Work to complete
Omit all pictures. Copy the rest of the material exactly.
* begin Records to use *
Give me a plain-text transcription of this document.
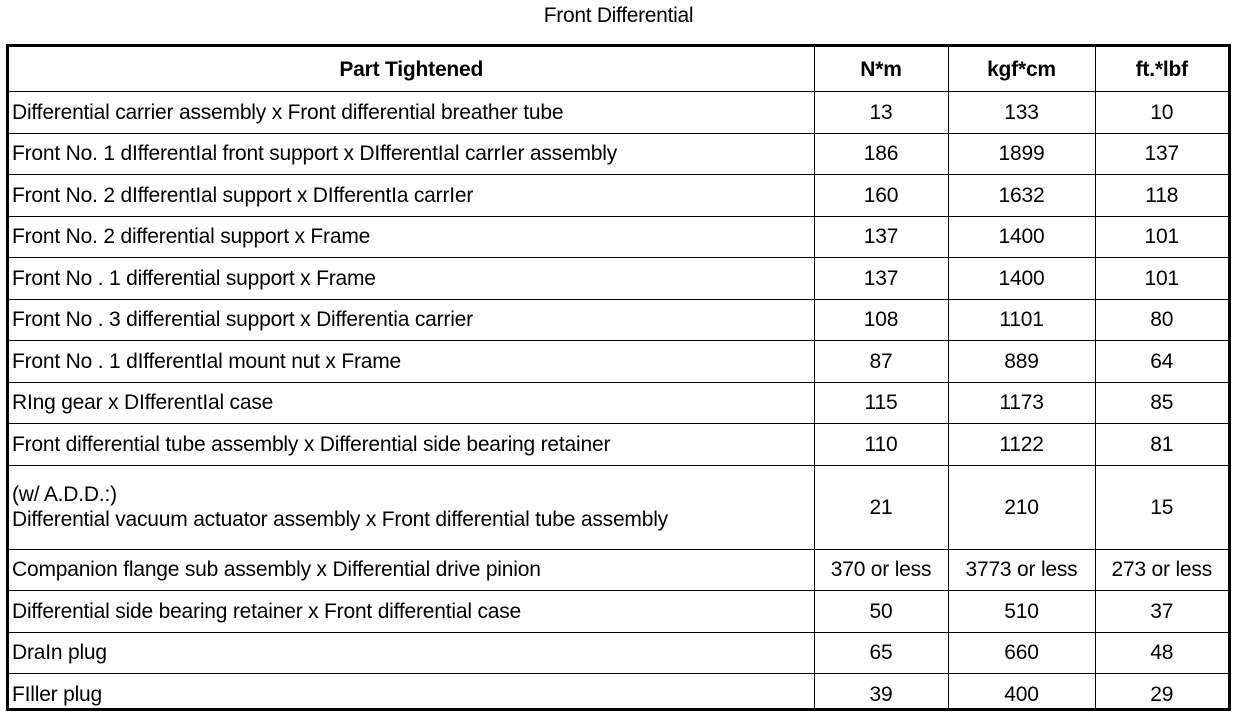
Front Differential
Part Tightened	N*m	kgf*cm	ft.*lbf

Differential carrier assembly x Front differential breather tube	13	133	10

Front No. 1 dIfferentIal front support x DIfferentIal carrIer assembly	186	1899	137

Front No. 2 dIfferentIal support x DIfferentIa carrIer	160	1632	118

Front No. 2 differential support x Frame	137	1400	101

Front No . 1 differential support x Frame	137	1400	101

Front No . 3 differential support x Differentia carrier	108	1101	80

Front No . 1 dIfferentIal mount nut x Frame	87	889	64

RIng gear x DIfferentIal case	115	1173	85

Front differential tube assembly x Differential side bearing retainer	110	1122	81

(w/ A.D.D.:)
Differential vacuum actuator assembly x Front differential tube assembly	21	210	15

Companion flange sub assembly x Differential drive pinion	370 or less	3773 or less	273 or less

Differential side bearing retainer x Front differential case	50	510	37

DraIn plug	65	660	48

FIller plug	39	400	29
* end Records to use *
Task solution
Give me a plain-text transcription of this document.
Front Differential
Part Tightened	N*m	kgf*cm	ft.*lbf

Differential carrier assembly x Front differential breather tube	13	133	10

Front No. 1 dIfferentIal front support x DIfferentIal carrIer assembly	186	1899	137

Front No. 2 dIfferentIal support x DIfferentIa carrIer	160	1632	118

Front No. 2 differential support x Frame	137	1400	101

Front No . 1 differential support x Frame	137	1400	101

Front No . 3 differential support x Differentia carrier	108	1101	80

Front No . 1 dIfferentIal mount nut x Frame	87	889	64

RIng gear x DIfferentIal case	115	1173	85

Front differential tube assembly x Differential side bearing retainer	110	1122	81

(w/ A.D.D.:)
Differential vacuum actuator assembly x Front differential tube assembly	21	210	15

Companion flange sub assembly x Differential drive pinion	370 or less	3773 or less	273 or less

Differential side bearing retainer x Front differential case	50	510	37

DraIn plug	65	660	48

FIller plug	39	400	29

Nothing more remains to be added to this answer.